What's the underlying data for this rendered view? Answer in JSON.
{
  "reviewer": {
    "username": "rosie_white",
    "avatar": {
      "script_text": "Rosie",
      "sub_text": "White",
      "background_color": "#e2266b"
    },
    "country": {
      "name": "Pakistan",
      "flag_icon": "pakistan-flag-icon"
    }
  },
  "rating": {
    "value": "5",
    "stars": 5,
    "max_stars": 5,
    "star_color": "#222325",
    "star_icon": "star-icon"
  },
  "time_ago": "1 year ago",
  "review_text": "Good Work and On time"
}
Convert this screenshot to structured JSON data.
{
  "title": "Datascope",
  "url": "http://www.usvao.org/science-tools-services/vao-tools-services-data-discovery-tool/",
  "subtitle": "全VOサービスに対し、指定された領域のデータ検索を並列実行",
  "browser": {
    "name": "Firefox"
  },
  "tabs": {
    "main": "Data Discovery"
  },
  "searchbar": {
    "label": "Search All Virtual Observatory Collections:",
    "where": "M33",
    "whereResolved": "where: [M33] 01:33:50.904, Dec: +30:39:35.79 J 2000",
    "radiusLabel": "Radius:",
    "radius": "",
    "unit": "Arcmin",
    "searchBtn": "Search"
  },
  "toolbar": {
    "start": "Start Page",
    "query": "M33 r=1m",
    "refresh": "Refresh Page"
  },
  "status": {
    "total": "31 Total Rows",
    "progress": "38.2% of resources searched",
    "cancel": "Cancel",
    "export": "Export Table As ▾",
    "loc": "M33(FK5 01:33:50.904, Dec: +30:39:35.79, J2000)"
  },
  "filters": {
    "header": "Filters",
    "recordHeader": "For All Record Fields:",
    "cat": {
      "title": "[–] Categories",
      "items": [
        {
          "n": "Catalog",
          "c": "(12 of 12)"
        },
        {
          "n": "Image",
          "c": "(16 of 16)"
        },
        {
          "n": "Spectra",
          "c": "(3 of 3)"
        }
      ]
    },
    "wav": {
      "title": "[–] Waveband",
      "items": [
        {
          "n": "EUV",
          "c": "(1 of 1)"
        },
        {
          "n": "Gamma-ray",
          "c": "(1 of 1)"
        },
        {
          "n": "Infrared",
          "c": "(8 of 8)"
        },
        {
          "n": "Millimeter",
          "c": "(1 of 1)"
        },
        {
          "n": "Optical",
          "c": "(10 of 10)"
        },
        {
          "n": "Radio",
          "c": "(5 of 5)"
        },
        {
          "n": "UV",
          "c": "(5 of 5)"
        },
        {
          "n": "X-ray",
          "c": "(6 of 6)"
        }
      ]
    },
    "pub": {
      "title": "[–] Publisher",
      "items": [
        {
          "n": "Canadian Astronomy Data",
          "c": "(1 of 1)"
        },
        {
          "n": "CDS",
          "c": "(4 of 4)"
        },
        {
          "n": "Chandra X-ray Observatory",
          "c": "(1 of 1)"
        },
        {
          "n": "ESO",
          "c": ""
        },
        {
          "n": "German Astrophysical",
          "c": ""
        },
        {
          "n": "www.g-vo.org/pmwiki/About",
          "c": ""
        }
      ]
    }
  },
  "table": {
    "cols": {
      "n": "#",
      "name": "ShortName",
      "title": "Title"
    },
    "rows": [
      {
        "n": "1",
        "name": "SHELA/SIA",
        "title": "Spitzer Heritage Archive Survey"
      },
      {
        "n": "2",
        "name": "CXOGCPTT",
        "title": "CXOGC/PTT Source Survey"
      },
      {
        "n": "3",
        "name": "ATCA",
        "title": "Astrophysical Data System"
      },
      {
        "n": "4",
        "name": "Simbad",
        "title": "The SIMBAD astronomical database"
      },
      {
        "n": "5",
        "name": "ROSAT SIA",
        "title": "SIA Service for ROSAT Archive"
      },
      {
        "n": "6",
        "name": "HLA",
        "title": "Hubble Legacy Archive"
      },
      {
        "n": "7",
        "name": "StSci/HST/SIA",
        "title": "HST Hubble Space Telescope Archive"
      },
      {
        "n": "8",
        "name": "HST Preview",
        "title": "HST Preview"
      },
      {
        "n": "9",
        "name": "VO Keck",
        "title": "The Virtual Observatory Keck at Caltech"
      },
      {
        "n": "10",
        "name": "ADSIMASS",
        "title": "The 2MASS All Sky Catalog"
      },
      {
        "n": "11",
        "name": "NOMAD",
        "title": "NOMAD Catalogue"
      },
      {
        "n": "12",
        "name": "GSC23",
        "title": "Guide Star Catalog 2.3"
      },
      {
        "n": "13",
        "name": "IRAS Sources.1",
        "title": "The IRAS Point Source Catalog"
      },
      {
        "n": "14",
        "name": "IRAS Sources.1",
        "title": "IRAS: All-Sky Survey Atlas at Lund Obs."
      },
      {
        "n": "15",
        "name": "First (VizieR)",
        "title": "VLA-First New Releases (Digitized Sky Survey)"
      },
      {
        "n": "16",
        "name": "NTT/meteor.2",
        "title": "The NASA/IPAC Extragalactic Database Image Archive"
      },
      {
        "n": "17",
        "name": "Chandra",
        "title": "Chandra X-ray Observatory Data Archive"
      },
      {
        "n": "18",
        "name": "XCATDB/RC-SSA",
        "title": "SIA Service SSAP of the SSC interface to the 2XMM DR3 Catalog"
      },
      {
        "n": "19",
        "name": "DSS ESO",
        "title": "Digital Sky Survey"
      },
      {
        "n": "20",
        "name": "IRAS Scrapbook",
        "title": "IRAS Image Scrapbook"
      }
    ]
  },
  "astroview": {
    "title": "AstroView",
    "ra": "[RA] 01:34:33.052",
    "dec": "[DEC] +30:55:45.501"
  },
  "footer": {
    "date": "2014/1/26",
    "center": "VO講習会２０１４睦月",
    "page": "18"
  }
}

——————

Job :: Show all lines from the records above where the word "Observatory" occurs.

Full output ::
    "label": "Search All Virtual Observatory Collections:",
          "n": "Chandra X-ray Observatory",
        "title": "The Virtual Observatory Keck at Caltech"
        "title": "Chandra X-ray Observatory Data Archive"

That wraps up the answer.